MATERIAL FOR THIS TASK -

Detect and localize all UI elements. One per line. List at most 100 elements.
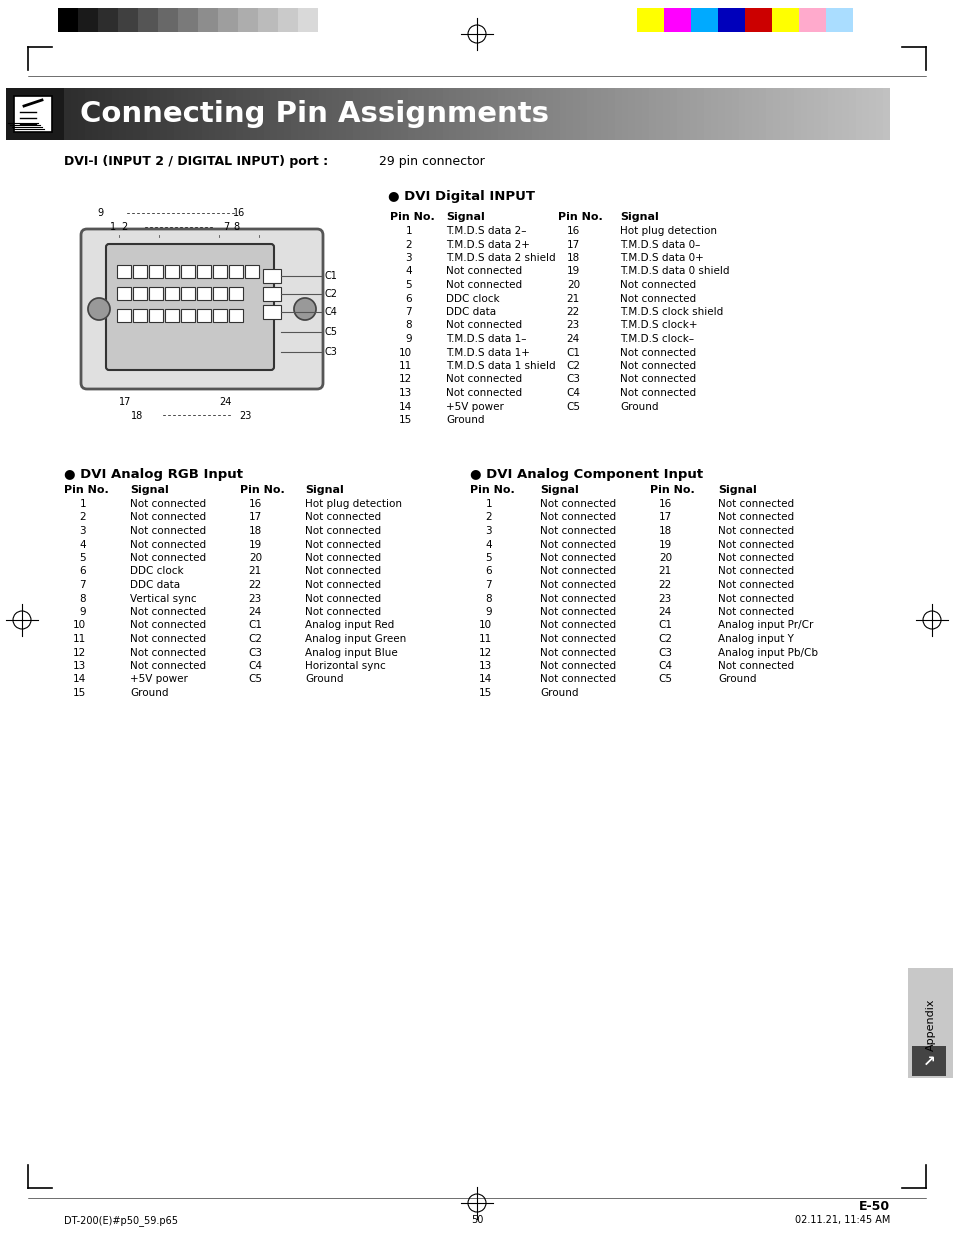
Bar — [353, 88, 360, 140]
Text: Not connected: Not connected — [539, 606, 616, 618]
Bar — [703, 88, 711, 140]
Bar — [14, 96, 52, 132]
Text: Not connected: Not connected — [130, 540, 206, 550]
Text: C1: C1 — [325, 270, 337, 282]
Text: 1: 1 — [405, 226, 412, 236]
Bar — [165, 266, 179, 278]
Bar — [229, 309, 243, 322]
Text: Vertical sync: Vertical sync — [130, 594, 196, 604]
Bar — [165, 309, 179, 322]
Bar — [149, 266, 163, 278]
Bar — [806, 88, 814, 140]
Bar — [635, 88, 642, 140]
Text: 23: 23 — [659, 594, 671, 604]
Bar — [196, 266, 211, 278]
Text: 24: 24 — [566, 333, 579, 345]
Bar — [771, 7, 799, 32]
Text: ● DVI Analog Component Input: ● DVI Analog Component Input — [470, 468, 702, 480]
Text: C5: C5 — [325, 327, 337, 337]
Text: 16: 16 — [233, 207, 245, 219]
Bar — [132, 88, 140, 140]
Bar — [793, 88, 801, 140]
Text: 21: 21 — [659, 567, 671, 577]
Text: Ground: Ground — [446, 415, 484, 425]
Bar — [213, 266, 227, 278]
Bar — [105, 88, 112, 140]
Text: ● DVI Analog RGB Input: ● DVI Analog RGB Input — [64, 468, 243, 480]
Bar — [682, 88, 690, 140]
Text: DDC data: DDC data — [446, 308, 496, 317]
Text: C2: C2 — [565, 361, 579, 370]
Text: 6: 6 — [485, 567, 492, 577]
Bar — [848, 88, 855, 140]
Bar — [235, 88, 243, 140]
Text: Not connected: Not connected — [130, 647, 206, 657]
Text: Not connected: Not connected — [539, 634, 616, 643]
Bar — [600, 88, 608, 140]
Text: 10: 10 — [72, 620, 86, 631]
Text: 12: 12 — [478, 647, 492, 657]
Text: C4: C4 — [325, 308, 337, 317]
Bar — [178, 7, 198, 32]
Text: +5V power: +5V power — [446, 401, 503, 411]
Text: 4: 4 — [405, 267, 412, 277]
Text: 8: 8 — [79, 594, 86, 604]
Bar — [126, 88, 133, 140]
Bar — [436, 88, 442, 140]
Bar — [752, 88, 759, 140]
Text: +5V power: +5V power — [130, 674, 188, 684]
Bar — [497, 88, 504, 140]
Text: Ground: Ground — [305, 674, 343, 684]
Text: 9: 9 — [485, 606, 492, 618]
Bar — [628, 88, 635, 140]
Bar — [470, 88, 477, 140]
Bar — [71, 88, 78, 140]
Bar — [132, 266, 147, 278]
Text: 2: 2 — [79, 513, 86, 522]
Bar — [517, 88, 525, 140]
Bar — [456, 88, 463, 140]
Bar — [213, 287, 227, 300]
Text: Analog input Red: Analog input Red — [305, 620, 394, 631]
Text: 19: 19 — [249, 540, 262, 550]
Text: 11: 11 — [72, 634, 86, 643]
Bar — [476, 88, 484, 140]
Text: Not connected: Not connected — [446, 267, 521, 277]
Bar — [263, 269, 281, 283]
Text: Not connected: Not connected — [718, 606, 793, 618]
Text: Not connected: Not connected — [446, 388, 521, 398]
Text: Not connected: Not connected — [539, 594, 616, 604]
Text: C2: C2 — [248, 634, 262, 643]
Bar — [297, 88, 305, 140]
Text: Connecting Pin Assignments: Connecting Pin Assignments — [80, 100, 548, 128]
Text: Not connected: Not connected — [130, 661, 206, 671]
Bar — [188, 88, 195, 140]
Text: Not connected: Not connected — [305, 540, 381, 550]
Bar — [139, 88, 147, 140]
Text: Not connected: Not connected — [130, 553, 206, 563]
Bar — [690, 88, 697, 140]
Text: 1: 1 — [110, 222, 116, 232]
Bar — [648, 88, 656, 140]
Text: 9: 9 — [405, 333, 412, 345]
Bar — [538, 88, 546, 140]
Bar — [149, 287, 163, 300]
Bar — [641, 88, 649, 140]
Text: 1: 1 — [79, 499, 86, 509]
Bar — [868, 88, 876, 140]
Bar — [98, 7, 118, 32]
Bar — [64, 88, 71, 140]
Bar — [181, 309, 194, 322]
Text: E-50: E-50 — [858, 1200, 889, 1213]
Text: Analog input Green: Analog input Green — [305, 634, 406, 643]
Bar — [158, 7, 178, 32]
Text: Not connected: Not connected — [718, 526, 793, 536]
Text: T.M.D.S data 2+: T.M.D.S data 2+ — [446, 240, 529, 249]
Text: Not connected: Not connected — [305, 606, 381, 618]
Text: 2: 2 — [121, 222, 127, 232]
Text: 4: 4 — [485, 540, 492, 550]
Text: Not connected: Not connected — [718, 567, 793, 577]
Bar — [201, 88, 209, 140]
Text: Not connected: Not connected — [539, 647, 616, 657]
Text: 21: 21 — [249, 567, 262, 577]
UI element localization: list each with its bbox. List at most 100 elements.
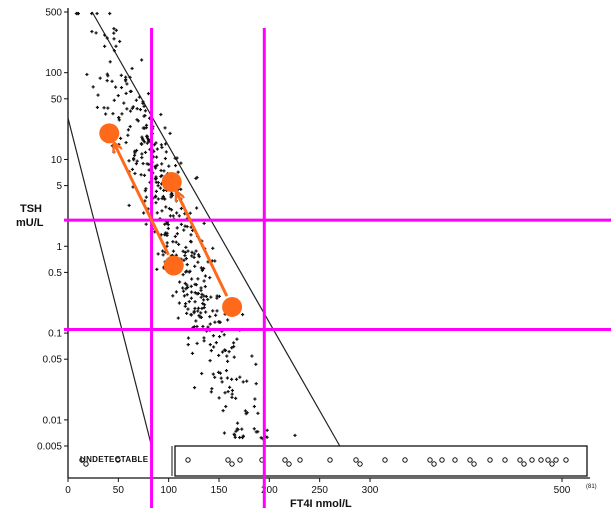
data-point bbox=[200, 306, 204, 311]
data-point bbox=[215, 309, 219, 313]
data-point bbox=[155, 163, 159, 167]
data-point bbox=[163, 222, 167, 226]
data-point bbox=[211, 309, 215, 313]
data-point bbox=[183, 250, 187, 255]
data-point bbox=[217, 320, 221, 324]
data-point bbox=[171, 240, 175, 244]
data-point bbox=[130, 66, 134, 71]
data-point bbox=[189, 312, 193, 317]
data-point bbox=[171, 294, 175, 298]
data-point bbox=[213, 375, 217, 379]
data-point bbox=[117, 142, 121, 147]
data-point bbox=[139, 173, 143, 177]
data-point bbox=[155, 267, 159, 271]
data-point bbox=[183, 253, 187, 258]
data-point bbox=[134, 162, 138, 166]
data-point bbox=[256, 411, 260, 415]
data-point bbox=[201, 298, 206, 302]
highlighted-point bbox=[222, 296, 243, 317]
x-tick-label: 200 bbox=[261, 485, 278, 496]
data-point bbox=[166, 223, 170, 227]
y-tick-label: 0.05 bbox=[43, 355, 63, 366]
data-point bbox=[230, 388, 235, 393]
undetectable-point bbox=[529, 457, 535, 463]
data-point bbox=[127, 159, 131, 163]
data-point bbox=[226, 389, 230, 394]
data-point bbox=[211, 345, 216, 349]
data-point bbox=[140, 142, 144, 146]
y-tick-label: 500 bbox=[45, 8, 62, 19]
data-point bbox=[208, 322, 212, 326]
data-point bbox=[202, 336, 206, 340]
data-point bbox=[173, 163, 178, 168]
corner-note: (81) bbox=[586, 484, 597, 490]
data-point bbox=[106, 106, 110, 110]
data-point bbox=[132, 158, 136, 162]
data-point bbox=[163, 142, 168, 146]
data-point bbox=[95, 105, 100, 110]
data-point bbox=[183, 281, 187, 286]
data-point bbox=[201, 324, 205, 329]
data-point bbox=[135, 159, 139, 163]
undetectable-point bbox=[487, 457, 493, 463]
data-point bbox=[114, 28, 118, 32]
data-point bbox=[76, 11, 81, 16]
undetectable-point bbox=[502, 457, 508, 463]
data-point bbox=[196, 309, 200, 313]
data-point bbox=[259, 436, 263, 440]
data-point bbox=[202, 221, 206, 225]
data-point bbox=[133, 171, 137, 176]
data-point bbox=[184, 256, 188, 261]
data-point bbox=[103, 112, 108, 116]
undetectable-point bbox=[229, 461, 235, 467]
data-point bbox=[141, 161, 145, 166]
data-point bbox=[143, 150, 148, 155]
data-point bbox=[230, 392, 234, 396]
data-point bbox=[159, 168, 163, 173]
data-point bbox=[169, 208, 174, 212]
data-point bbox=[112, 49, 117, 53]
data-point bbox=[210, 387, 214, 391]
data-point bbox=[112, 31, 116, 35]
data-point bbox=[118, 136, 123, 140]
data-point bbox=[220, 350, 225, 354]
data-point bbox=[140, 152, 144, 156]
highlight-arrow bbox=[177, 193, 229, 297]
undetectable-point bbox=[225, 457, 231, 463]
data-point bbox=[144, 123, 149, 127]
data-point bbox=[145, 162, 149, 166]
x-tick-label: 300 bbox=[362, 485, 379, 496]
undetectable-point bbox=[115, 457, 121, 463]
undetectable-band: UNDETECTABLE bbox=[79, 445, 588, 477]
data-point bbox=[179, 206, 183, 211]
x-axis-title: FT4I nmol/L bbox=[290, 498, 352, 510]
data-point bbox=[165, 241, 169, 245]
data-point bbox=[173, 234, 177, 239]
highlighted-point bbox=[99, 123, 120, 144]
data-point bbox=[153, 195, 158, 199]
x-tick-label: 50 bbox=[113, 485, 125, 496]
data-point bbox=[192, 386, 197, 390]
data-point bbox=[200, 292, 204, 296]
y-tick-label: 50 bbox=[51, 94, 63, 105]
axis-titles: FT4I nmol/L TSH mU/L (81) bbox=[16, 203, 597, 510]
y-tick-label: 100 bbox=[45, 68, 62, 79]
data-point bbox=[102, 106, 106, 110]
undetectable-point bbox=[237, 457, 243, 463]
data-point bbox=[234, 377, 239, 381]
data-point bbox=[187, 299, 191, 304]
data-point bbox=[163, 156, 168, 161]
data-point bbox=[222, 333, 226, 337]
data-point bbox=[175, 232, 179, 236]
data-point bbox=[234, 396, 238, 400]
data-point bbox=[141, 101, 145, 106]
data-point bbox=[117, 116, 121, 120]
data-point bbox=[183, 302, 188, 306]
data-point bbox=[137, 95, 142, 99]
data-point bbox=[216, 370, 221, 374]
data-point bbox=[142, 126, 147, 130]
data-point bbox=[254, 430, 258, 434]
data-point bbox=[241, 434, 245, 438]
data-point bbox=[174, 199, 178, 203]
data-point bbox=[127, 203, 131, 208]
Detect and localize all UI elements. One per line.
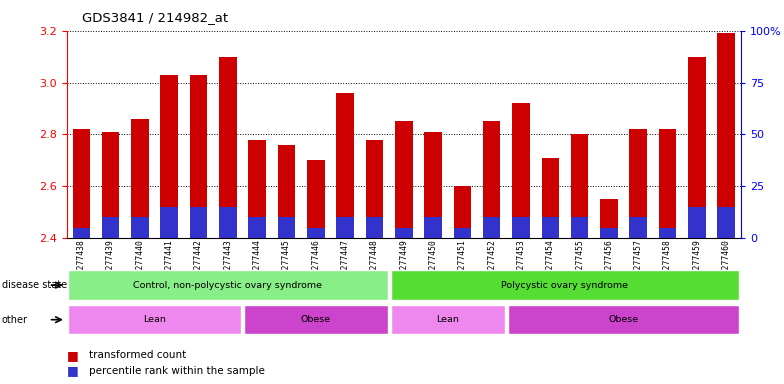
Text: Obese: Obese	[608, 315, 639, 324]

WHAT YOU SHOULD DO - Swap "data-point" for "plot-marker" in the lines starting at the one that contains "data-point bbox=[200, 306, 204, 311]" and ending with the one that contains "data-point bbox=[213, 375, 217, 379]", keeping everything else the same. Return only those lines.

EXERCISE ANSWER -
plot-marker bbox=[200, 306, 204, 311]
plot-marker bbox=[215, 309, 219, 313]
plot-marker bbox=[155, 163, 159, 167]
plot-marker bbox=[163, 222, 167, 226]
plot-marker bbox=[211, 309, 215, 313]
plot-marker bbox=[183, 250, 187, 255]
plot-marker bbox=[217, 320, 221, 324]
plot-marker bbox=[171, 240, 175, 244]
plot-marker bbox=[130, 66, 134, 71]
plot-marker bbox=[189, 312, 193, 317]
plot-marker bbox=[171, 294, 175, 298]
plot-marker bbox=[213, 375, 217, 379]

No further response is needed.